_WHAT YOU NEED TO DO_.
Give a verbatim quotation of every record.

_SUPPLIED ENTRIES_.

**********

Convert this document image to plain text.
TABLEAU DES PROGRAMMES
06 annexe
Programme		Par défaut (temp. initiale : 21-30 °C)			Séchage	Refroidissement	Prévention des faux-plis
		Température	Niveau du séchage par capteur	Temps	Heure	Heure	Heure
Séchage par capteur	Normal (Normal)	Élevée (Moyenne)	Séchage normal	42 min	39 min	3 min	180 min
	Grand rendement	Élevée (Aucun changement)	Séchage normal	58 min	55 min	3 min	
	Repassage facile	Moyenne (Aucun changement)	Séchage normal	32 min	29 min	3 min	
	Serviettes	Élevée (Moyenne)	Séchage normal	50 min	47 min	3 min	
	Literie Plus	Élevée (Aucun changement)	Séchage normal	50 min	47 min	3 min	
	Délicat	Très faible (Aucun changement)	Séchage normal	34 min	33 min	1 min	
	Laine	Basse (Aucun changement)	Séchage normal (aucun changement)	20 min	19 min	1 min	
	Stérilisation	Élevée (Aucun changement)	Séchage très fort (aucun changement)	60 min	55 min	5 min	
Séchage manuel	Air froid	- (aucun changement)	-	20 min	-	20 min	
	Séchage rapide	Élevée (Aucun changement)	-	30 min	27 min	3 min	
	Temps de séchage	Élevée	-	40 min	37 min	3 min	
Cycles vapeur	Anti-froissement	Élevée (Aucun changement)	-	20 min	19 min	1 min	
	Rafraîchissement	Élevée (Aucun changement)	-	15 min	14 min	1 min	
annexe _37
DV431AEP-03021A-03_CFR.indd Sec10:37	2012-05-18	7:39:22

**********

_WORKED ANSWER_.
Convert this document image to plain text.
TABLEAU DES PROGRAMMES
06 annexe
Programme		Par défaut (temp. initiale : 21-30 °C)			Séchage	Refroidissement	Prévention des faux-plis
		Température	Niveau du séchage par capteur	Temps	Heure	Heure	Heure
Séchage par capteur	Normal (Normal)	Élevée (Moyenne)	Séchage normal	42 min	39 min	3 min	180 min
	Grand rendement	Élevée (Aucun changement)	Séchage normal	58 min	55 min	3 min	
	Repassage facile	Moyenne (Aucun changement)	Séchage normal	32 min	29 min	3 min	
	Serviettes	Élevée (Moyenne)	Séchage normal	50 min	47 min	3 min	
	Literie Plus	Élevée (Aucun changement)	Séchage normal	50 min	47 min	3 min	
	Délicat	Très faible (Aucun changement)	Séchage normal	34 min	33 min	1 min	
	Laine	Basse (Aucun changement)	Séchage normal (aucun changement)	20 min	19 min	1 min	
	Stérilisation	Élevée (Aucun changement)	Séchage très fort (aucun changement)	60 min	55 min	5 min	
Séchage manuel	Air froid	- (aucun changement)	-	20 min	-	20 min	
	Séchage rapide	Élevée (Aucun changement)	-	30 min	27 min	3 min	
	Temps de séchage	Élevée	-	40 min	37 min	3 min	
Cycles vapeur	Anti-froissement	Élevée (Aucun changement)	-	20 min	19 min	1 min	
	Rafraîchissement	Élevée (Aucun changement)	-	15 min	14 min	1 min	
annexe _37
DV431AEP-03021A-03_CFR.indd Sec10:37	2012-05-18	7:39:22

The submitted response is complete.